● **Given exercise**:
Go through the records underneath and write each one out again exactly.

● **Raw data**:
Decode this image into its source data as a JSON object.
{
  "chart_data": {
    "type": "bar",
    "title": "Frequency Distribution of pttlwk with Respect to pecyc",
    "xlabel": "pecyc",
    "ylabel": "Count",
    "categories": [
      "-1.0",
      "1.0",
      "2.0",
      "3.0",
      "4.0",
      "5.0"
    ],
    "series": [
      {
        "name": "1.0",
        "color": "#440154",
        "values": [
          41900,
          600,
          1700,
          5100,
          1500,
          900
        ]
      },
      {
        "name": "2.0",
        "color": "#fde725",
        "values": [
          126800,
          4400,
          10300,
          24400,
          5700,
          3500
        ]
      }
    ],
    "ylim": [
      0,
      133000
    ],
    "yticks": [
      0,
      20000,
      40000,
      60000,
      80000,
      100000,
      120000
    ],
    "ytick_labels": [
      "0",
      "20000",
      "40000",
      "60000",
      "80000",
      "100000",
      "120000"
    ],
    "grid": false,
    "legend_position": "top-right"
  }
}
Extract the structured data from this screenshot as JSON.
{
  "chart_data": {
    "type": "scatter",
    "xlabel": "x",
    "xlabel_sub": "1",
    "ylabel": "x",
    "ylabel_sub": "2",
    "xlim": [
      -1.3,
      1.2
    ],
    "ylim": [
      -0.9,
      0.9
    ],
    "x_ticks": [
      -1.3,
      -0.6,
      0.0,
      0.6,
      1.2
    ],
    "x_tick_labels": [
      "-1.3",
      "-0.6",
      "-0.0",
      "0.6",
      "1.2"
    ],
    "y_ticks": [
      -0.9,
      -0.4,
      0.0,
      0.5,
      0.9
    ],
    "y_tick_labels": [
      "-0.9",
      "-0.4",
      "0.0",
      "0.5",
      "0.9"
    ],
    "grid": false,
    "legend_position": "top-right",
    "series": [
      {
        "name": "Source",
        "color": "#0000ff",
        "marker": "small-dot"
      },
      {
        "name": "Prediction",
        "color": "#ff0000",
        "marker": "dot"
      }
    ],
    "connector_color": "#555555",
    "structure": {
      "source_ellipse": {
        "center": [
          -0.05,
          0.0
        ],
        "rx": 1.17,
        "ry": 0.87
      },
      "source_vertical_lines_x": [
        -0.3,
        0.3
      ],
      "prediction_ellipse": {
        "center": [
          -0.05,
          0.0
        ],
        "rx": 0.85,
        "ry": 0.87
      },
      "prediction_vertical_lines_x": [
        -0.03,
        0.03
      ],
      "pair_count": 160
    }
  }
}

● **Problem solution**:
Decode this image into its source data as a JSON object.
{
  "chart_data": {
    "type": "bar",
    "title": "Frequency Distribution of pttlwk with Respect to pecyc",
    "xlabel": "pecyc",
    "ylabel": "Count",
    "categories": [
      "-1.0",
      "1.0",
      "2.0",
      "3.0",
      "4.0",
      "5.0"
    ],
    "series": [
      {
        "name": "1.0",
        "color": "#440154",
        "values": [
          41900,
          600,
          1700,
          5100,
          1500,
          900
        ]
      },
      {
        "name": "2.0",
        "color": "#fde725",
        "values": [
          126800,
          4400,
          10300,
          24400,
          5700,
          3500
        ]
      }
    ],
    "ylim": [
      0,
      133000
    ],
    "yticks": [
      0,
      20000,
      40000,
      60000,
      80000,
      100000,
      120000
    ],
    "ytick_labels": [
      "0",
      "20000",
      "40000",
      "60000",
      "80000",
      "100000",
      "120000"
    ],
    "grid": false,
    "legend_position": "top-right"
  }
}
Extract the structured data from this screenshot as JSON.
{
  "chart_data": {
    "type": "scatter",
    "xlabel": "x",
    "xlabel_sub": "1",
    "ylabel": "x",
    "ylabel_sub": "2",
    "xlim": [
      -1.3,
      1.2
    ],
    "ylim": [
      -0.9,
      0.9
    ],
    "x_ticks": [
      -1.3,
      -0.6,
      0.0,
      0.6,
      1.2
    ],
    "x_tick_labels": [
      "-1.3",
      "-0.6",
      "-0.0",
      "0.6",
      "1.2"
    ],
    "y_ticks": [
      -0.9,
      -0.4,
      0.0,
      0.5,
      0.9
    ],
    "y_tick_labels": [
      "-0.9",
      "-0.4",
      "0.0",
      "0.5",
      "0.9"
    ],
    "grid": false,
    "legend_position": "top-right",
    "series": [
      {
        "name": "Source",
        "color": "#0000ff",
        "marker": "small-dot"
      },
      {
        "name": "Prediction",
        "color": "#ff0000",
        "marker": "dot"
      }
    ],
    "connector_color": "#555555",
    "structure": {
      "source_ellipse": {
        "center": [
          -0.05,
          0.0
        ],
        "rx": 1.17,
        "ry": 0.87
      },
      "source_vertical_lines_x": [
        -0.3,
        0.3
      ],
      "prediction_ellipse": {
        "center": [
          -0.05,
          0.0
        ],
        "rx": 0.85,
        "ry": 0.87
      },
      "prediction_vertical_lines_x": [
        -0.03,
        0.03
      ],
      "pair_count": 160
    }
  }
}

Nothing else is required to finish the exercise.